◆ Kaynak Metin ◆
▼

Friday, January 02, 2009

SİZİN DERDİNİZ NEDİR? (67)




İngilizce öğrenmek veya İngilizcelerini geliştirmek isteyen kişilerle konuşurken, bu konudaki hedeflerini soruyorum. Cevap olarak en çok duyduğum cümleyse “derdimi anlatacak kadar İngilizce öğrenmek istiyorum!” şeklindeki ifadedir. Bu ifadeyi duyunca espriyle karışık bir şekilde “peki sizin derdiniz nedir?” diye soruyorum. Bu ifadeyi duyan muhataplarım genellikle, küçük bir şaşkınlık yaşadıktan sonra gülümsemeye ve “evet benim derdim nedir” diye düşünmeye başlıyorlar.

Evet sizin derdiniz nedir? Yani İngilizce konuşmak istiyorsanız bir “derdiniz”, yani iletmek istediğiniz bir mesaj ve dolayısıyla ulaşmayı hedeflediğiniz bir iletişim kalitesi vardır. “Derdimi anlatmak istiyorum” ifadesi, ancak sizin netleştirebileceğiniz bir ifadedir.

Bu durumda kişinin kendisini bir markayı konumlandırır gibi konumlandırması gerekir. Yani “ben kendimi nerede görmek istiyorum?” sorusunu sorup, İngilizce ile ilgili hedefini ona göre belirlemelidir. Yeni bir ürün veya hizmeti piyasaya sunmadan önce, o hizmeti veya ürünü satın alacak veya kullanacak olan hedef kitle belirlenir, yani o marka konumlandırılır. Dolayısıyla İngilizce öğrenmek isteyen birisi de kendisini görmek istediği konumu belirlemelidir. Bu konumu belirledikten sonra “derdinin” ne olduğu ortaya çıkar.

Sözgelimi kendinizi yurt dışında ve şehirde kaybolmadan dolaşırken hayal ediyorsanız, yapacağınız şey bir İngilizce konuşma kılavuzunu çalışmaktır. Ama kendinizi yabancı kişilerle sosyal konularda ayrıntılı sohbetler yaparken hayal ediyorsanız, hedefiniz daha da ciddî demektir. O zaman da çalışma tarzınız daha farklı, ayrıntılı ve uzun vadeli olacaktır. Hedeflediğiniz iletişim süreçlerinin içerikleri fikirsel açıdan ne denli karmaşık ve dolu olursa, öğrenmeniz gereken dilin düzeyi o denli yüksek ve niteliği de o denli karmaşık olmak zorundadır.

Kişinin “derdi” anlaşıldıktan sonra, hedefleri belirlenir ve zihninde konuyla ilgili olarak oynayacak olan bir film belirlenir. Bunlar belirlendikten sonra öğrenci için çalışmak daha kolay olacaktır.

▲

◆ Alıştırma Bölümleri ◆
1. İngilizce öğrenme hedefleri üzerine yazının "İngilizce öğrenmek veya" ile başlayıp "netleştirebileceğiniz bir ifadedir." ile biten bölümünü, "şaşkınlık" yerine "hayret" koyarak değiştirip yeniden yazın.
2. İngilizce öğrenme hedefleri üzerine yazıda çift tırnak içinde verilen bütün ifadeleri geçtikleri sırayla listeleyin.
3. İngilizce öğrenme hedefleri üzerine yazıyı son cümlesinden sonra sürdürün.
Aşağıdaki malzemeyi kullanmanız gerekmiyor.

◆ Gösterilen Bilgiler ◆
▼

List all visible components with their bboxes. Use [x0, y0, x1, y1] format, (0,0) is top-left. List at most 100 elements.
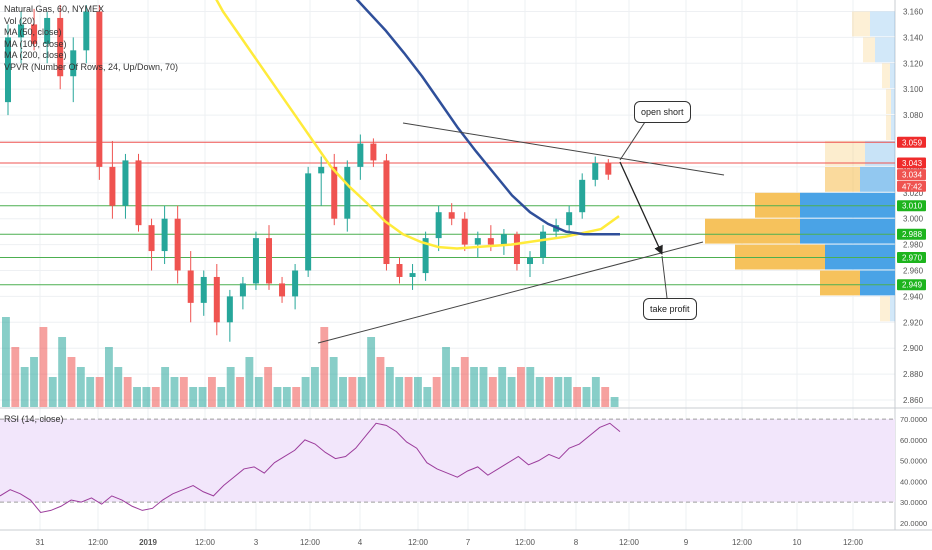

▲

◆ Görev Cevapları ◆
1.
İngilizce öğrenmek veya İngilizcelerini geliştirmek isteyen kişilerle konuşurken, bu konudaki hedeflerini soruyorum. Cevap olarak en çok duyduğum cümleyse “derdimi anlatacak kadar İngilizce öğrenmek istiyorum!” şeklindeki ifadedir. Bu ifadeyi duyunca espriyle karışık bir şekilde “peki sizin derdiniz nedir?” diye soruyorum. Bu ifadeyi duyan muhataplarım genellikle, küçük bir hayret yaşadıktan sonra gülümsemeye ve “evet benim derdim nedir” diye düşünmeye başlıyorlar.

Evet sizin derdiniz nedir? Yani İngilizce konuşmak istiyorsanız bir “derdiniz”, yani iletmek istediğiniz bir mesaj ve dolayısıyla ulaşmayı hedeflediğiniz bir iletişim kalitesi vardır. “Derdimi anlatmak istiyorum” ifadesi, ancak sizin netleştirebileceğiniz bir ifadedir.

2.
“derdimi anlatacak kadar İngilizce öğrenmek istiyorum!”
“peki sizin derdiniz nedir?”
“evet benim derdim nedir”
“derdiniz”
“Derdimi anlatmak istiyorum”
“ben kendimi nerede görmek istiyorum?”
“derdinin”
“derdi”

3.
Kişilerin “dertleri” kendilerine hastır. Bazı öğrencilerim, seyrettikleri filmleri anlamak istiyorlar, bazıları İngilizce seminerleri anlayabilmek ve anlamlı sorular sormak istiyorlar. Bazıları İngilizce kitaplar okuyabilmek bazıları da İngilizce yazışmalar yapabilmek istiyorlar. Bir kısmı da zaman için de bütün bunları yapabilmeyi hedefliyorlar. Bazı öğrencilerim veya bana danışan kişiler de, “dertlerini” tanımlamak konusunda benimle konuşurlar. Çünkü beklentilerini bilseler de, bunun için nasıl bir İngilizce düzeyine sahip olmaları gerektiğini netleştirmemiş olabiliyorlar. Zira bu, onların uzmanlık alanı değildir.


Ben de mesleklerini, beklentilerini ve buna benzer şeyleri öğrenip gerekli bilgileri edindikten sonra, onlara sorular sorarak nasıl bir hedef edinmeleri gerektiği konusunda onlara yardımcı olurum.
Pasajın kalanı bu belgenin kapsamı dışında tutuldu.